— BEGIN —

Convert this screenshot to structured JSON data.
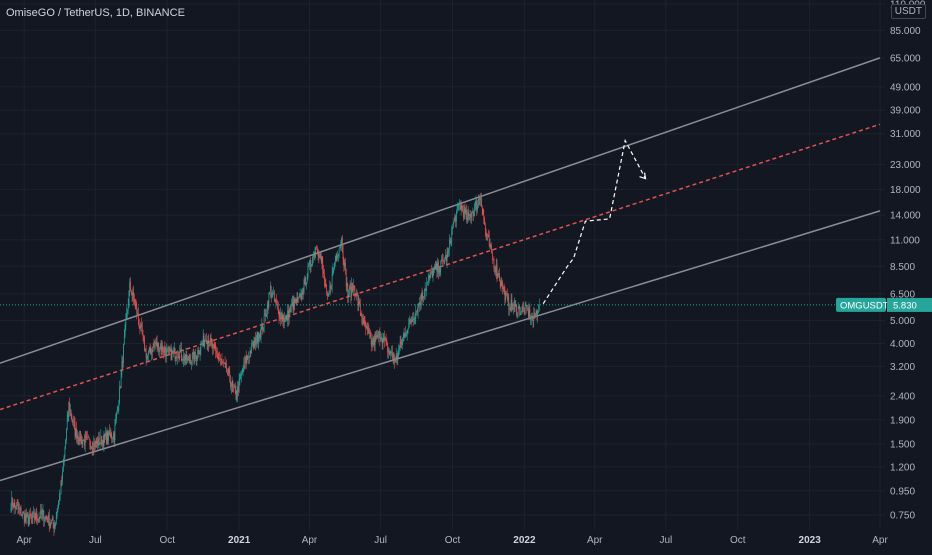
{
  "header": {
    "title": "OmiseGO / TetherUS, 1D, BINANCE",
    "unit": "USDT"
  },
  "price_tag": {
    "symbol": "OMGUSDT",
    "value": "5.830"
  },
  "colors": {
    "background": "#131722",
    "up": "#26a69a",
    "down": "#ef5350",
    "channel": "#8a8d96",
    "midline": "#e05252",
    "projection": "#ffffff",
    "price_line": "#26a69a"
  },
  "chart_data": {
    "type": "candlestick",
    "title": "OmiseGO / TetherUS, 1D, BINANCE",
    "y_scale": "log",
    "y_ticks": [
      "110.000",
      "85.000",
      "65.000",
      "49.000",
      "39.000",
      "31.000",
      "23.000",
      "18.000",
      "14.000",
      "11.000",
      "8.500",
      "6.500",
      "5.000",
      "4.000",
      "3.200",
      "2.400",
      "1.900",
      "1.500",
      "1.200",
      "0.950",
      "0.750"
    ],
    "x_ticks": [
      {
        "label": "Apr",
        "date": "2020-04-01",
        "bold": false
      },
      {
        "label": "Jul",
        "date": "2020-07-01",
        "bold": false
      },
      {
        "label": "Oct",
        "date": "2020-10-01",
        "bold": false
      },
      {
        "label": "2021",
        "date": "2021-01-01",
        "bold": true
      },
      {
        "label": "Apr",
        "date": "2021-04-01",
        "bold": false
      },
      {
        "label": "Jul",
        "date": "2021-07-01",
        "bold": false
      },
      {
        "label": "Oct",
        "date": "2021-10-01",
        "bold": false
      },
      {
        "label": "2022",
        "date": "2022-01-01",
        "bold": true
      },
      {
        "label": "Apr",
        "date": "2022-04-01",
        "bold": false
      },
      {
        "label": "Jul",
        "date": "2022-07-01",
        "bold": false
      },
      {
        "label": "Oct",
        "date": "2022-10-01",
        "bold": false
      },
      {
        "label": "2023",
        "date": "2023-01-01",
        "bold": true
      },
      {
        "label": "Apr",
        "date": "2023-04-01",
        "bold": false
      }
    ],
    "last_price": 5.83,
    "price_path": [
      [
        "2020-03-15",
        0.85
      ],
      [
        "2020-04-05",
        0.72
      ],
      [
        "2020-04-25",
        0.75
      ],
      [
        "2020-05-10",
        0.68
      ],
      [
        "2020-05-20",
        1.1
      ],
      [
        "2020-05-28",
        2.2
      ],
      [
        "2020-06-05",
        1.7
      ],
      [
        "2020-06-15",
        1.55
      ],
      [
        "2020-07-01",
        1.5
      ],
      [
        "2020-07-15",
        1.6
      ],
      [
        "2020-07-25",
        1.65
      ],
      [
        "2020-08-01",
        2.5
      ],
      [
        "2020-08-08",
        4.5
      ],
      [
        "2020-08-14",
        7.0
      ],
      [
        "2020-08-20",
        6.0
      ],
      [
        "2020-08-28",
        4.6
      ],
      [
        "2020-09-05",
        3.5
      ],
      [
        "2020-09-15",
        4.0
      ],
      [
        "2020-09-25",
        3.8
      ],
      [
        "2020-10-05",
        3.6
      ],
      [
        "2020-10-15",
        3.7
      ],
      [
        "2020-10-25",
        3.4
      ],
      [
        "2020-11-05",
        3.5
      ],
      [
        "2020-11-20",
        4.3
      ],
      [
        "2020-12-01",
        3.7
      ],
      [
        "2020-12-15",
        3.1
      ],
      [
        "2020-12-28",
        2.4
      ],
      [
        "2021-01-08",
        3.3
      ],
      [
        "2021-01-20",
        4.0
      ],
      [
        "2021-02-01",
        4.8
      ],
      [
        "2021-02-10",
        6.8
      ],
      [
        "2021-02-20",
        5.5
      ],
      [
        "2021-03-01",
        5.0
      ],
      [
        "2021-03-10",
        5.8
      ],
      [
        "2021-03-20",
        6.2
      ],
      [
        "2021-04-01",
        8.5
      ],
      [
        "2021-04-10",
        10.5
      ],
      [
        "2021-04-16",
        9.0
      ],
      [
        "2021-04-24",
        6.0
      ],
      [
        "2021-05-05",
        9.5
      ],
      [
        "2021-05-12",
        11.0
      ],
      [
        "2021-05-20",
        6.5
      ],
      [
        "2021-05-28",
        7.0
      ],
      [
        "2021-06-08",
        5.0
      ],
      [
        "2021-06-20",
        4.0
      ],
      [
        "2021-07-01",
        4.4
      ],
      [
        "2021-07-10",
        3.8
      ],
      [
        "2021-07-20",
        3.4
      ],
      [
        "2021-08-01",
        4.4
      ],
      [
        "2021-08-15",
        5.5
      ],
      [
        "2021-08-28",
        7.0
      ],
      [
        "2021-09-05",
        8.0
      ],
      [
        "2021-09-15",
        8.5
      ],
      [
        "2021-09-25",
        9.5
      ],
      [
        "2021-10-02",
        13.0
      ],
      [
        "2021-10-10",
        15.5
      ],
      [
        "2021-10-20",
        13.5
      ],
      [
        "2021-10-30",
        15.0
      ],
      [
        "2021-11-06",
        17.0
      ],
      [
        "2021-11-12",
        12.0
      ],
      [
        "2021-11-22",
        9.0
      ],
      [
        "2021-12-01",
        7.5
      ],
      [
        "2021-12-10",
        6.0
      ],
      [
        "2021-12-20",
        5.6
      ],
      [
        "2022-01-05",
        5.5
      ],
      [
        "2022-01-12",
        5.0
      ],
      [
        "2022-01-20",
        5.83
      ]
    ],
    "channel": {
      "upper": [
        [
          "2020-03-01",
          3.3
        ],
        [
          "2023-04-01",
          65.0
        ]
      ],
      "middle": [
        [
          "2020-03-01",
          2.1
        ],
        [
          "2023-04-01",
          34.0
        ]
      ],
      "lower": [
        [
          "2020-03-01",
          1.05
        ],
        [
          "2023-04-01",
          14.6
        ]
      ]
    },
    "projection": [
      [
        "2022-01-25",
        5.9
      ],
      [
        "2022-02-25",
        8.5
      ],
      [
        "2022-03-05",
        9.2
      ],
      [
        "2022-03-20",
        13.2
      ],
      [
        "2022-04-20",
        13.5
      ],
      [
        "2022-05-10",
        29.0
      ],
      [
        "2022-06-05",
        20.0
      ]
    ]
  }
}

— END —

**REQUIREMENT:**
Write out the entries above word for word. Do not include the pictures.

**SOLUTION FOR THIS EXERCISE:**
Convert this screenshot to structured JSON data.
{
  "header": {
    "title": "OmiseGO / TetherUS, 1D, BINANCE",
    "unit": "USDT"
  },
  "price_tag": {
    "symbol": "OMGUSDT",
    "value": "5.830"
  },
  "colors": {
    "background": "#131722",
    "up": "#26a69a",
    "down": "#ef5350",
    "channel": "#8a8d96",
    "midline": "#e05252",
    "projection": "#ffffff",
    "price_line": "#26a69a"
  },
  "chart_data": {
    "type": "candlestick",
    "title": "OmiseGO / TetherUS, 1D, BINANCE",
    "y_scale": "log",
    "y_ticks": [
      "110.000",
      "85.000",
      "65.000",
      "49.000",
      "39.000",
      "31.000",
      "23.000",
      "18.000",
      "14.000",
      "11.000",
      "8.500",
      "6.500",
      "5.000",
      "4.000",
      "3.200",
      "2.400",
      "1.900",
      "1.500",
      "1.200",
      "0.950",
      "0.750"
    ],
    "x_ticks": [
      {
        "label": "Apr",
        "date": "2020-04-01",
        "bold": false
      },
      {
        "label": "Jul",
        "date": "2020-07-01",
        "bold": false
      },
      {
        "label": "Oct",
        "date": "2020-10-01",
        "bold": false
      },
      {
        "label": "2021",
        "date": "2021-01-01",
        "bold": true
      },
      {
        "label": "Apr",
        "date": "2021-04-01",
        "bold": false
      },
      {
        "label": "Jul",
        "date": "2021-07-01",
        "bold": false
      },
      {
        "label": "Oct",
        "date": "2021-10-01",
        "bold": false
      },
      {
        "label": "2022",
        "date": "2022-01-01",
        "bold": true
      },
      {
        "label": "Apr",
        "date": "2022-04-01",
        "bold": false
      },
      {
        "label": "Jul",
        "date": "2022-07-01",
        "bold": false
      },
      {
        "label": "Oct",
        "date": "2022-10-01",
        "bold": false
      },
      {
        "label": "2023",
        "date": "2023-01-01",
        "bold": true
      },
      {
        "label": "Apr",
        "date": "2023-04-01",
        "bold": false
      }
    ],
    "last_price": 5.83,
    "price_path": [
      [
        "2020-03-15",
        0.85
      ],
      [
        "2020-04-05",
        0.72
      ],
      [
        "2020-04-25",
        0.75
      ],
      [
        "2020-05-10",
        0.68
      ],
      [
        "2020-05-20",
        1.1
      ],
      [
        "2020-05-28",
        2.2
      ],
      [
        "2020-06-05",
        1.7
      ],
      [
        "2020-06-15",
        1.55
      ],
      [
        "2020-07-01",
        1.5
      ],
      [
        "2020-07-15",
        1.6
      ],
      [
        "2020-07-25",
        1.65
      ],
      [
        "2020-08-01",
        2.5
      ],
      [
        "2020-08-08",
        4.5
      ],
      [
        "2020-08-14",
        7.0
      ],
      [
        "2020-08-20",
        6.0
      ],
      [
        "2020-08-28",
        4.6
      ],
      [
        "2020-09-05",
        3.5
      ],
      [
        "2020-09-15",
        4.0
      ],
      [
        "2020-09-25",
        3.8
      ],
      [
        "2020-10-05",
        3.6
      ],
      [
        "2020-10-15",
        3.7
      ],
      [
        "2020-10-25",
        3.4
      ],
      [
        "2020-11-05",
        3.5
      ],
      [
        "2020-11-20",
        4.3
      ],
      [
        "2020-12-01",
        3.7
      ],
      [
        "2020-12-15",
        3.1
      ],
      [
        "2020-12-28",
        2.4
      ],
      [
        "2021-01-08",
        3.3
      ],
      [
        "2021-01-20",
        4.0
      ],
      [
        "2021-02-01",
        4.8
      ],
      [
        "2021-02-10",
        6.8
      ],
      [
        "2021-02-20",
        5.5
      ],
      [
        "2021-03-01",
        5.0
      ],
      [
        "2021-03-10",
        5.8
      ],
      [
        "2021-03-20",
        6.2
      ],
      [
        "2021-04-01",
        8.5
      ],
      [
        "2021-04-10",
        10.5
      ],
      [
        "2021-04-16",
        9.0
      ],
      [
        "2021-04-24",
        6.0
      ],
      [
        "2021-05-05",
        9.5
      ],
      [
        "2021-05-12",
        11.0
      ],
      [
        "2021-05-20",
        6.5
      ],
      [
        "2021-05-28",
        7.0
      ],
      [
        "2021-06-08",
        5.0
      ],
      [
        "2021-06-20",
        4.0
      ],
      [
        "2021-07-01",
        4.4
      ],
      [
        "2021-07-10",
        3.8
      ],
      [
        "2021-07-20",
        3.4
      ],
      [
        "2021-08-01",
        4.4
      ],
      [
        "2021-08-15",
        5.5
      ],
      [
        "2021-08-28",
        7.0
      ],
      [
        "2021-09-05",
        8.0
      ],
      [
        "2021-09-15",
        8.5
      ],
      [
        "2021-09-25",
        9.5
      ],
      [
        "2021-10-02",
        13.0
      ],
      [
        "2021-10-10",
        15.5
      ],
      [
        "2021-10-20",
        13.5
      ],
      [
        "2021-10-30",
        15.0
      ],
      [
        "2021-11-06",
        17.0
      ],
      [
        "2021-11-12",
        12.0
      ],
      [
        "2021-11-22",
        9.0
      ],
      [
        "2021-12-01",
        7.5
      ],
      [
        "2021-12-10",
        6.0
      ],
      [
        "2021-12-20",
        5.6
      ],
      [
        "2022-01-05",
        5.5
      ],
      [
        "2022-01-12",
        5.0
      ],
      [
        "2022-01-20",
        5.83
      ]
    ],
    "channel": {
      "upper": [
        [
          "2020-03-01",
          3.3
        ],
        [
          "2023-04-01",
          65.0
        ]
      ],
      "middle": [
        [
          "2020-03-01",
          2.1
        ],
        [
          "2023-04-01",
          34.0
        ]
      ],
      "lower": [
        [
          "2020-03-01",
          1.05
        ],
        [
          "2023-04-01",
          14.6
        ]
      ]
    },
    "projection": [
      [
        "2022-01-25",
        5.9
      ],
      [
        "2022-02-25",
        8.5
      ],
      [
        "2022-03-05",
        9.2
      ],
      [
        "2022-03-20",
        13.2
      ],
      [
        "2022-04-20",
        13.5
      ],
      [
        "2022-05-10",
        29.0
      ],
      [
        "2022-06-05",
        20.0
      ]
    ]
  }
}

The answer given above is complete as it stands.